** Zu bearbeitende Aufgaben **
- A) Entscheiden Sie für jede der Aussagen (i) bis (iii), ob sie mit dem Seitenauszug übereinstimmt, und antworten Sie jeweils mit Ja oder Nein samt wörtlichem Zitat der entscheidenden Stelle.
(i) Die Deutsche Kreditwirtschaft hält die Tätigkeit des Finanzmarktwächters für vergleichbar mit der der BaFin.
(ii) Die Deutsche Kreditwirtschaft empfiehlt, vor Veröffentlichungen alle relevanten Interessensgruppen anzuhören.
(iii) Der Finanzmarktwächter ist mit Bundesmitteln ausgestattet.
- B) Fassen Sie den Seitenauszug in zwei Sätzen zusammen.
- C) Beantworten Sie anhand des Seitenauszugs die folgenden Fragen.
(i) Welche unseriösen Anbieter aus der Vergangenheit werden als Beispiele genannt?
(ii) Wozu zählt die Deutsche Kreditwirtschaft die berechtigte Kritik an der Analyse- und Kommunikationsarbeit des Finanzmarktwächters?
(iii) Was eint laut dem letzten Satz den Finanzmarktwächter und die Deutsche Kreditwirtschaft?

** Seitenauszug **
-=-=-

25. August 2016

Deutsche Kreditwirtschaft: Finanzmarktwächter – sinnvoller Ansatz mit Verbesserungspotenzial

Die Deutsche Kreditwirtschaft (DK) erklärt mit Blick auf die heute veröffentlichte Zwischenbilanz des Finanzmarktwächters, dass er im ersten Jahr seines Bestehens zur Fortentwicklung der Qualität und Transparenz des deutschen Finanzmarktes beigetragen hat. So habe der Finanzmarktwächter die Möglichkeit, durch frühzeitige Hinweise Schaden von Anlegern abzuwenden. Insbesondere das Frühwarnnetzwerk zwischen den Verbraucherzentralen kann zu einem schnelleren Erkennen unseriöser Anbieter wie etwa PROKON oder S&K in der Vergangenheit beitragen. Dies sei im Interesse der Anleger, könne ihr Vertrauen in Deutschland stärken und langfristig zu einer wachsenden Anlagekultur führen, betonen die deutschen Banken und Sparkassen.

Die DK bekräftigt, dass der mit Bundesmitteln ausgestattete Finanzmarktwächter diese Stärken am besten ausspielen könne, wenn er seine Aufgaben im Gebote der Neutralität ausübe. Würde er nur als Sprachrohr der Verbraucherorganisationen wahrgenommen, könne er seine ordnungspolitische Aufgabe nicht erfüllen. Ohnehin könne die Tätigkeit des Finanzmarktwächters aufgrund geringerer Legitimation nicht mit der der Bundesanstalt für Finanzdienstleistungsaufsicht (BaFin) verglichen werden.

Dass es in der Vergangenheit insbesondere an seiner Analyse- und Kommunikationsarbeit berechtigte Kritik gab, gehört für die DK zu den normalen Anlaufschwierigkeiten. Um diese in Zukunft zu vermeiden, sollten alle relevanten Interessensgruppen vor Veröffentlichungen angehört werden. So könne auch die Finanzindustrie ihren Teil zur Fortentwicklung des finanziellen Verbraucherschutzes beitragen. Denn Finanzmarktwächter und Deutsche Kreditwirtschaft eint das gemeinsame Interesse an einem seriösen Anlageumfeld für Verbraucher.

-=-=-

** Bereitgestelltes Material **
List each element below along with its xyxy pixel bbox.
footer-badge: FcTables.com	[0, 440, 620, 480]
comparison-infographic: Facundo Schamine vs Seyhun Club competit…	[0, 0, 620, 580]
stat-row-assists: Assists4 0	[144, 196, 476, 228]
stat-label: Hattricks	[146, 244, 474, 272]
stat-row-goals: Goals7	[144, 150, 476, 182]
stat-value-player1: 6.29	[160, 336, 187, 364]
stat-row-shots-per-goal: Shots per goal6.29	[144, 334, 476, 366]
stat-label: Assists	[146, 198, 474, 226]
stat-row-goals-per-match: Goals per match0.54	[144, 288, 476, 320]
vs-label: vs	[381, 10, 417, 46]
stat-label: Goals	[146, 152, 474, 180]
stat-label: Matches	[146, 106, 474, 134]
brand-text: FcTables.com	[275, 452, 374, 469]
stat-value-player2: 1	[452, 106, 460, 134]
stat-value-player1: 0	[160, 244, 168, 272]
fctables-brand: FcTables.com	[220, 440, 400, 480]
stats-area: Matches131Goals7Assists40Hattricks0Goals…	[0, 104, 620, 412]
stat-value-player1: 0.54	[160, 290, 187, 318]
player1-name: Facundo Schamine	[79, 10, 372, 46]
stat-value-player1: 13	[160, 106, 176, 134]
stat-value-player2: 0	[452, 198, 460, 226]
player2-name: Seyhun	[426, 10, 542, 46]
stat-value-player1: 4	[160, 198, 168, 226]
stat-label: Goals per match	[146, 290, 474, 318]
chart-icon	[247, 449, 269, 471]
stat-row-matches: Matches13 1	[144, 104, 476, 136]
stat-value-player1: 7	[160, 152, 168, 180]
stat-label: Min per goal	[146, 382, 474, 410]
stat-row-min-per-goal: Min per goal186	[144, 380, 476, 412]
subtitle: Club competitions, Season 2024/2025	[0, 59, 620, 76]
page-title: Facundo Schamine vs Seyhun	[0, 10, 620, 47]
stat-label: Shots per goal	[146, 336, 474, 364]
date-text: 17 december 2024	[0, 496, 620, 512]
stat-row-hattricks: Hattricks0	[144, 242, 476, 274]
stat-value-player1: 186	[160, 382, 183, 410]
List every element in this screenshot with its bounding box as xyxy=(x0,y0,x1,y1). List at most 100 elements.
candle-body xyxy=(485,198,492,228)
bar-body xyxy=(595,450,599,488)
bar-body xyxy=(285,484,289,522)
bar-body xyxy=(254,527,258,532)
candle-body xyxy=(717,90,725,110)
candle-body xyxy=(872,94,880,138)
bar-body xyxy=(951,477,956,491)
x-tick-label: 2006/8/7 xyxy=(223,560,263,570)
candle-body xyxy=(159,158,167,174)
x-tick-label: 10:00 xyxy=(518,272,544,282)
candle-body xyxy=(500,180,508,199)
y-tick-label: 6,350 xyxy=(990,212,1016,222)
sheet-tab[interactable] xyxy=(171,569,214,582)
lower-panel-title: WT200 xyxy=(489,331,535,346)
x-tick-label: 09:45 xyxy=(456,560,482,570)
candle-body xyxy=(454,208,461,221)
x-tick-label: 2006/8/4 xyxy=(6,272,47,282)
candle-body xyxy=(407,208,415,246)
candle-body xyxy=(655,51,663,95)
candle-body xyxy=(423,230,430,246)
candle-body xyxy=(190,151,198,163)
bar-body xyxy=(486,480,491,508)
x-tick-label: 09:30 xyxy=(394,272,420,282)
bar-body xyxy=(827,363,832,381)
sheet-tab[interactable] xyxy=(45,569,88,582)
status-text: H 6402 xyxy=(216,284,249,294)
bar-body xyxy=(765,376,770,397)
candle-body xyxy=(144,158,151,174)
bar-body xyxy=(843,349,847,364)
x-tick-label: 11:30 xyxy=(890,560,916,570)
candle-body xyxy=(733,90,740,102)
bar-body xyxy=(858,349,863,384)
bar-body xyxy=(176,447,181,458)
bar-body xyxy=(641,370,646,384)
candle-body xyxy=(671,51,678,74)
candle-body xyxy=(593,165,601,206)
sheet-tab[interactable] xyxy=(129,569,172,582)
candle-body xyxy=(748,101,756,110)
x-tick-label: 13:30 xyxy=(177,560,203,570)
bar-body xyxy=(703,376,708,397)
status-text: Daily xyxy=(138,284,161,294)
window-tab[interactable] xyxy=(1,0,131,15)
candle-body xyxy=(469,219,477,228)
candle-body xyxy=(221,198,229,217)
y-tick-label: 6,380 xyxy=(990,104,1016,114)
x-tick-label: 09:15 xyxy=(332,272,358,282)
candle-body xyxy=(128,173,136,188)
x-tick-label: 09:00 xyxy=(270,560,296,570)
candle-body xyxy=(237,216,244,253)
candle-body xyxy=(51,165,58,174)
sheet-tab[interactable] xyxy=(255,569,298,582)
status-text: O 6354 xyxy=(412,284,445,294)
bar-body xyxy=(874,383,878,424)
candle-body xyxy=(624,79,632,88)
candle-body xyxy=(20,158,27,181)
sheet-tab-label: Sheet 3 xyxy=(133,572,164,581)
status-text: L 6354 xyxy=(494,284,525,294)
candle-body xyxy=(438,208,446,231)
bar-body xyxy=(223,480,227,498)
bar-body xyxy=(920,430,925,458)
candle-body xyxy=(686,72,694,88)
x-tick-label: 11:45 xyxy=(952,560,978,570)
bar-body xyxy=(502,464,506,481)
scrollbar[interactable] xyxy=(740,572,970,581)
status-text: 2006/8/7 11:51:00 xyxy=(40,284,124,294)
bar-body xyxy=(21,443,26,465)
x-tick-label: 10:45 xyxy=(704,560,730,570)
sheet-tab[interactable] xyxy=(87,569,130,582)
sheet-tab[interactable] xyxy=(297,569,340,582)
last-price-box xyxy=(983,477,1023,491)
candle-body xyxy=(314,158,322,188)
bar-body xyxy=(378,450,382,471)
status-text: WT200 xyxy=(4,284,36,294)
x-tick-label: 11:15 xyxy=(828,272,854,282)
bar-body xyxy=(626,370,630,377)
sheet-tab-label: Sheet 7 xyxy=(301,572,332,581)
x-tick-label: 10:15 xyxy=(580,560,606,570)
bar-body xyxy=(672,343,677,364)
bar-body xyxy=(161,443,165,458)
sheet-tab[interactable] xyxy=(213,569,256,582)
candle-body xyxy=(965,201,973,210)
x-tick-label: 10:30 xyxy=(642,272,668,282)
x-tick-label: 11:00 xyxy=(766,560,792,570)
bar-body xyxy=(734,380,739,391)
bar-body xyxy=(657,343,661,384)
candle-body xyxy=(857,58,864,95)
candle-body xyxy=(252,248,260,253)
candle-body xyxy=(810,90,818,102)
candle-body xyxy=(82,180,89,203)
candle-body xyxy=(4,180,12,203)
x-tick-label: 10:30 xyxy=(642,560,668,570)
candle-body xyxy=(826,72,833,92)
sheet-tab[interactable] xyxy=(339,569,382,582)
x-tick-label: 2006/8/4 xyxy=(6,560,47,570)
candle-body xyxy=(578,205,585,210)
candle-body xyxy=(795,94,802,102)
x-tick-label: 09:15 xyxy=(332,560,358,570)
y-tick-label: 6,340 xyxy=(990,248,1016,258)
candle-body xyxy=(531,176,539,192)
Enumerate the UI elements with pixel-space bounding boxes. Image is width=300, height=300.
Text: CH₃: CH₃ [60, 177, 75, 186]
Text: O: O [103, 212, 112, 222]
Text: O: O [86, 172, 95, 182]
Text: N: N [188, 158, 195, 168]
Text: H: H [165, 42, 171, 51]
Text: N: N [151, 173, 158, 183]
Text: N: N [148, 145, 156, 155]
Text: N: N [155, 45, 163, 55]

-=-=-

** Lösungen im Überblick **
- A)
(i) Nein: „Ohnehin könne die Tätigkeit des Finanzmarktwächters aufgrund geringerer Legitimation nicht mit der der Bundesanstalt für Finanzdienstleistungsaufsicht (BaFin) verglichen werden.“
(ii) Ja: „Um diese in Zukunft zu vermeiden, sollten alle relevanten Interessensgruppen vor Veröffentlichungen angehört werden.“
(iii) Ja: „der mit Bundesmitteln ausgestattete Finanzmarktwächter“

- B) Die Deutsche Kreditwirtschaft erklärt, der Finanzmarktwächter habe im ersten Jahr seines Bestehens zur Fortentwicklung der Qualität und Transparenz des deutschen Finanzmarktes beigetragen, wobei besonders das Frühwarnnetzwerk der Verbraucherzentralen unseriöse Anbieter schneller erkennen helfen könne. Zugleich fordert sie, dass er seine Aufgaben neutral ausübt und vor Veröffentlichungen alle relevanten Interessensgruppen anhört, da es an seiner Analyse- und Kommunikationsarbeit berechtigte Kritik gegeben habe.

- C)
(i) PROKON und S&K.
(ii) Zu den normalen Anlaufschwierigkeiten.
(iii) Das gemeinsame Interesse an einem seriösen Anlageumfeld für Verbraucher.